DATASET ENTRIES:
════
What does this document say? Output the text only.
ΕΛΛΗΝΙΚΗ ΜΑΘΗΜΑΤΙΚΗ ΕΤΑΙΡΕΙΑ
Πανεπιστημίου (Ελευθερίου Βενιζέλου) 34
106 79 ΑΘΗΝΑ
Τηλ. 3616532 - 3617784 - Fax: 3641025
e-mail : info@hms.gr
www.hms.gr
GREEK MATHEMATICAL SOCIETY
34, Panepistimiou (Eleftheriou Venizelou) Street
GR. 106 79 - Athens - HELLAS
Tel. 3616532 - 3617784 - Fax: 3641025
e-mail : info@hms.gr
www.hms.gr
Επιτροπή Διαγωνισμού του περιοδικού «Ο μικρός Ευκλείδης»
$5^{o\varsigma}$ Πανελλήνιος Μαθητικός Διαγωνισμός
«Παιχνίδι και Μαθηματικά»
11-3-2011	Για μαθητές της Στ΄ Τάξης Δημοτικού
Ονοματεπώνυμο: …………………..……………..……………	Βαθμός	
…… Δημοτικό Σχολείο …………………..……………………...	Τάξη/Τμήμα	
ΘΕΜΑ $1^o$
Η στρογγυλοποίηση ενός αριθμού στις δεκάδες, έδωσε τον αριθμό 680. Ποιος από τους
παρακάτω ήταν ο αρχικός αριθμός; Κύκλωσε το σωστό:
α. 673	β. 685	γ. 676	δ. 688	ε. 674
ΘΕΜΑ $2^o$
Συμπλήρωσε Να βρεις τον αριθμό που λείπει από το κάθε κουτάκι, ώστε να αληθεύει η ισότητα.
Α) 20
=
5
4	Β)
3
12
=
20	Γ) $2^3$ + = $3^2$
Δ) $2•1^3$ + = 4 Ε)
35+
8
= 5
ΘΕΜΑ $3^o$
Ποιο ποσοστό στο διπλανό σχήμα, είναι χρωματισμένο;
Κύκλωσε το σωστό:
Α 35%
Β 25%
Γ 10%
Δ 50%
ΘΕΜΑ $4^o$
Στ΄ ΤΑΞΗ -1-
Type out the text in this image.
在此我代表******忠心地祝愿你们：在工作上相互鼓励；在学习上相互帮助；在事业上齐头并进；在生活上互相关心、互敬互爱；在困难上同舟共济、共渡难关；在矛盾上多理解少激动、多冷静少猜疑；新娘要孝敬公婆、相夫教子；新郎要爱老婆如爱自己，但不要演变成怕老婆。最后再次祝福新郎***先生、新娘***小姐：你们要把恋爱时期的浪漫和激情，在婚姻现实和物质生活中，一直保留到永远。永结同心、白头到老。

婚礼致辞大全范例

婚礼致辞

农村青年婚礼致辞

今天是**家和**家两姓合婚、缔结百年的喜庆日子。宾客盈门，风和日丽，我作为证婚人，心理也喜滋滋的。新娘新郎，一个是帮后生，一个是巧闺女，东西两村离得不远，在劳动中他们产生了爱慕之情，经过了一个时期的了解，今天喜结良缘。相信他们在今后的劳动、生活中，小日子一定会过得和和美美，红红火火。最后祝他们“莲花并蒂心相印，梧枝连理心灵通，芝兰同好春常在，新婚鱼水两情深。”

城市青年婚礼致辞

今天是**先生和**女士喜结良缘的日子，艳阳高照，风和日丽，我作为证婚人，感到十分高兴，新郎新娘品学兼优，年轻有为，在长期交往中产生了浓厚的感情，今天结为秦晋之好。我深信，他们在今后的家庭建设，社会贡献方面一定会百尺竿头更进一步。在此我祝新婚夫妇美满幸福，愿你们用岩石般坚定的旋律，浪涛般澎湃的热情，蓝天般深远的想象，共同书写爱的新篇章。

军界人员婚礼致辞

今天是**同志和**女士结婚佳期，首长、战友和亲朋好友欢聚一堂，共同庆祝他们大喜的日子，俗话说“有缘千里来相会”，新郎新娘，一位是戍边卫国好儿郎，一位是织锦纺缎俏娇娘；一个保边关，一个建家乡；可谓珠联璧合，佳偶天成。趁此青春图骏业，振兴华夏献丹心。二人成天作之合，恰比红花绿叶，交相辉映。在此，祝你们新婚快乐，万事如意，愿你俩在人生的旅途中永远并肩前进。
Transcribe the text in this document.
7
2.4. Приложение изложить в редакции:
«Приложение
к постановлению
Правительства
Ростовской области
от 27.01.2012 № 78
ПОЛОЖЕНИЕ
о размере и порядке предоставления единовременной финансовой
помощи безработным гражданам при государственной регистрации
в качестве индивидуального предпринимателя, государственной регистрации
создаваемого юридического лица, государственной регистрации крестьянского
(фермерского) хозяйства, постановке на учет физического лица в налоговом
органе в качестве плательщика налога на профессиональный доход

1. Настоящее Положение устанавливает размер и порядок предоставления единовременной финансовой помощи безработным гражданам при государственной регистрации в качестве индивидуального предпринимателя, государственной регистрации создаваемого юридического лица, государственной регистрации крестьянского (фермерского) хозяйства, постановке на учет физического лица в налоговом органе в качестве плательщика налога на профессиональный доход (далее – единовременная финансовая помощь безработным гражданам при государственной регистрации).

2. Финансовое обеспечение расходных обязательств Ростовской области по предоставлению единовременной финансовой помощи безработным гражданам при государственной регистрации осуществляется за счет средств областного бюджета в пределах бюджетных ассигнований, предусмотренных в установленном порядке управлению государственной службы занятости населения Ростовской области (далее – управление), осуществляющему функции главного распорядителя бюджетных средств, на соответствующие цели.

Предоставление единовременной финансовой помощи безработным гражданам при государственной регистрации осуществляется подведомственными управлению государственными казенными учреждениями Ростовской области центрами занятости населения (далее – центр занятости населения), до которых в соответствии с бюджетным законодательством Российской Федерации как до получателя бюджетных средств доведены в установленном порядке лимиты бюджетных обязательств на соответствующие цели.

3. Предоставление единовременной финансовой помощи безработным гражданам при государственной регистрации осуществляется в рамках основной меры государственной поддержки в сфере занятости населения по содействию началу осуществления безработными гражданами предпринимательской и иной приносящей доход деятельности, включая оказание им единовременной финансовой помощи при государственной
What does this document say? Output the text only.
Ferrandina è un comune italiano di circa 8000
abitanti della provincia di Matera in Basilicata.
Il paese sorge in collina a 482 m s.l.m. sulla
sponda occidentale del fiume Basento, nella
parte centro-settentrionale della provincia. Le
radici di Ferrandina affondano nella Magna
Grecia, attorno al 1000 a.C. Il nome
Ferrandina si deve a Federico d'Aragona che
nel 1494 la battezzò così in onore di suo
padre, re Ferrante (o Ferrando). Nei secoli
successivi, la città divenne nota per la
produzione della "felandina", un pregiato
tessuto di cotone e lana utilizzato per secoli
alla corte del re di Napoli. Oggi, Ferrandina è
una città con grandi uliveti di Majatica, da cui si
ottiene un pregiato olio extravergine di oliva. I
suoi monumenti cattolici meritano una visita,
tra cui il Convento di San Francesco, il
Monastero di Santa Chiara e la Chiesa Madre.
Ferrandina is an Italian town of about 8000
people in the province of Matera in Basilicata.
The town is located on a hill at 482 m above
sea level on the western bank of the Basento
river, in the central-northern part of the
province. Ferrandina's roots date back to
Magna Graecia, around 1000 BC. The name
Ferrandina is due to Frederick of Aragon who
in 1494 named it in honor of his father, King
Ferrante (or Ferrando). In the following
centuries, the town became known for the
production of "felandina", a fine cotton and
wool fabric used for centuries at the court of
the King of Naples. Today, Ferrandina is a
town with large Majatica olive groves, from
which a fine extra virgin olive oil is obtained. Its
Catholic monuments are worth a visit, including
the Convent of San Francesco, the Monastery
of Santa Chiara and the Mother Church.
════
TASK:
All of the material above needs to be copied exactly.

RESULT OF THIS EXERCISE:
What does this document say? Output the text only.
ΕΛΛΗΝΙΚΗ ΜΑΘΗΜΑΤΙΚΗ ΕΤΑΙΡΕΙΑ
Πανεπιστημίου (Ελευθερίου Βενιζέλου) 34
106 79 ΑΘΗΝΑ
Τηλ. 3616532 - 3617784 - Fax: 3641025
e-mail : info@hms.gr
www.hms.gr
GREEK MATHEMATICAL SOCIETY
34, Panepistimiou (Eleftheriou Venizelou) Street
GR. 106 79 - Athens - HELLAS
Tel. 3616532 - 3617784 - Fax: 3641025
e-mail : info@hms.gr
www.hms.gr
Επιτροπή Διαγωνισμού του περιοδικού «Ο μικρός Ευκλείδης»
$5^{o\varsigma}$ Πανελλήνιος Μαθητικός Διαγωνισμός
«Παιχνίδι και Μαθηματικά»
11-3-2011	Για μαθητές της Στ΄ Τάξης Δημοτικού
Ονοματεπώνυμο: …………………..……………..……………	Βαθμός	
…… Δημοτικό Σχολείο …………………..……………………...	Τάξη/Τμήμα	
ΘΕΜΑ $1^o$
Η στρογγυλοποίηση ενός αριθμού στις δεκάδες, έδωσε τον αριθμό 680. Ποιος από τους
παρακάτω ήταν ο αρχικός αριθμός; Κύκλωσε το σωστό:
α. 673	β. 685	γ. 676	δ. 688	ε. 674
ΘΕΜΑ $2^o$
Συμπλήρωσε Να βρεις τον αριθμό που λείπει από το κάθε κουτάκι, ώστε να αληθεύει η ισότητα.
Α) 20
=
5
4	Β)
3
12
=
20	Γ) $2^3$ + = $3^2$
Δ) $2•1^3$ + = 4 Ε)
35+
8
= 5
ΘΕΜΑ $3^o$
Ποιο ποσοστό στο διπλανό σχήμα, είναι χρωματισμένο;
Κύκλωσε το σωστό:
Α 35%
Β 25%
Γ 10%
Δ 50%
ΘΕΜΑ $4^o$
Στ΄ ΤΑΞΗ -1-
Type out the text in this image.
在此我代表******忠心地祝愿你们：在工作上相互鼓励；在学习上相互帮助；在事业上齐头并进；在生活上互相关心、互敬互爱；在困难上同舟共济、共渡难关；在矛盾上多理解少激动、多冷静少猜疑；新娘要孝敬公婆、相夫教子；新郎要爱老婆如爱自己，但不要演变成怕老婆。最后再次祝福新郎***先生、新娘***小姐：你们要把恋爱时期的浪漫和激情，在婚姻现实和物质生活中，一直保留到永远。永结同心、白头到老。

婚礼致辞大全范例

婚礼致辞

农村青年婚礼致辞

今天是**家和**家两姓合婚、缔结百年的喜庆日子。宾客盈门，风和日丽，我作为证婚人，心理也喜滋滋的。新娘新郎，一个是帮后生，一个是巧闺女，东西两村离得不远，在劳动中他们产生了爱慕之情，经过了一个时期的了解，今天喜结良缘。相信他们在今后的劳动、生活中，小日子一定会过得和和美美，红红火火。最后祝他们“莲花并蒂心相印，梧枝连理心灵通，芝兰同好春常在，新婚鱼水两情深。”

城市青年婚礼致辞

今天是**先生和**女士喜结良缘的日子，艳阳高照，风和日丽，我作为证婚人，感到十分高兴，新郎新娘品学兼优，年轻有为，在长期交往中产生了浓厚的感情，今天结为秦晋之好。我深信，他们在今后的家庭建设，社会贡献方面一定会百尺竿头更进一步。在此我祝新婚夫妇美满幸福，愿你们用岩石般坚定的旋律，浪涛般澎湃的热情，蓝天般深远的想象，共同书写爱的新篇章。

军界人员婚礼致辞

今天是**同志和**女士结婚佳期，首长、战友和亲朋好友欢聚一堂，共同庆祝他们大喜的日子，俗话说“有缘千里来相会”，新郎新娘，一位是戍边卫国好儿郎，一位是织锦纺缎俏娇娘；一个保边关，一个建家乡；可谓珠联璧合，佳偶天成。趁此青春图骏业，振兴华夏献丹心。二人成天作之合，恰比红花绿叶，交相辉映。在此，祝你们新婚快乐，万事如意，愿你俩在人生的旅途中永远并肩前进。
Transcribe the text in this document.
7
2.4. Приложение изложить в редакции:
«Приложение
к постановлению
Правительства
Ростовской области
от 27.01.2012 № 78
ПОЛОЖЕНИЕ
о размере и порядке предоставления единовременной финансовой
помощи безработным гражданам при государственной регистрации
в качестве индивидуального предпринимателя, государственной регистрации
создаваемого юридического лица, государственной регистрации крестьянского
(фермерского) хозяйства, постановке на учет физического лица в налоговом
органе в качестве плательщика налога на профессиональный доход

1. Настоящее Положение устанавливает размер и порядок предоставления единовременной финансовой помощи безработным гражданам при государственной регистрации в качестве индивидуального предпринимателя, государственной регистрации создаваемого юридического лица, государственной регистрации крестьянского (фермерского) хозяйства, постановке на учет физического лица в налоговом органе в качестве плательщика налога на профессиональный доход (далее – единовременная финансовая помощь безработным гражданам при государственной регистрации).

2. Финансовое обеспечение расходных обязательств Ростовской области по предоставлению единовременной финансовой помощи безработным гражданам при государственной регистрации осуществляется за счет средств областного бюджета в пределах бюджетных ассигнований, предусмотренных в установленном порядке управлению государственной службы занятости населения Ростовской области (далее – управление), осуществляющему функции главного распорядителя бюджетных средств, на соответствующие цели.

Предоставление единовременной финансовой помощи безработным гражданам при государственной регистрации осуществляется подведомственными управлению государственными казенными учреждениями Ростовской области центрами занятости населения (далее – центр занятости населения), до которых в соответствии с бюджетным законодательством Российской Федерации как до получателя бюджетных средств доведены в установленном порядке лимиты бюджетных обязательств на соответствующие цели.

3. Предоставление единовременной финансовой помощи безработным гражданам при государственной регистрации осуществляется в рамках основной меры государственной поддержки в сфере занятости населения по содействию началу осуществления безработными гражданами предпринимательской и иной приносящей доход деятельности, включая оказание им единовременной финансовой помощи при государственной
What does this document say? Output the text only.
Ferrandina è un comune italiano di circa 8000
abitanti della provincia di Matera in Basilicata.
Il paese sorge in collina a 482 m s.l.m. sulla
sponda occidentale del fiume Basento, nella
parte centro-settentrionale della provincia. Le
radici di Ferrandina affondano nella Magna
Grecia, attorno al 1000 a.C. Il nome
Ferrandina si deve a Federico d'Aragona che
nel 1494 la battezzò così in onore di suo
padre, re Ferrante (o Ferrando). Nei secoli
successivi, la città divenne nota per la
produzione della "felandina", un pregiato
tessuto di cotone e lana utilizzato per secoli
alla corte del re di Napoli. Oggi, Ferrandina è
una città con grandi uliveti di Majatica, da cui si
ottiene un pregiato olio extravergine di oliva. I
suoi monumenti cattolici meritano una visita,
tra cui il Convento di San Francesco, il
Monastero di Santa Chiara e la Chiesa Madre.
Ferrandina is an Italian town of about 8000
people in the province of Matera in Basilicata.
The town is located on a hill at 482 m above
sea level on the western bank of the Basento
river, in the central-northern part of the
province. Ferrandina's roots date back to
Magna Graecia, around 1000 BC. The name
Ferrandina is due to Frederick of Aragon who
in 1494 named it in honor of his father, King
Ferrante (or Ferrando). In the following
centuries, the town became known for the
production of "felandina", a fine cotton and
wool fabric used for centuries at the court of
the King of Naples. Today, Ferrandina is a
town with large Majatica olive groves, from
which a fine extra virgin olive oil is obtained. Its
Catholic monuments are worth a visit, including
the Convent of San Francesco, the Monastery
of Santa Chiara and the Mother Church.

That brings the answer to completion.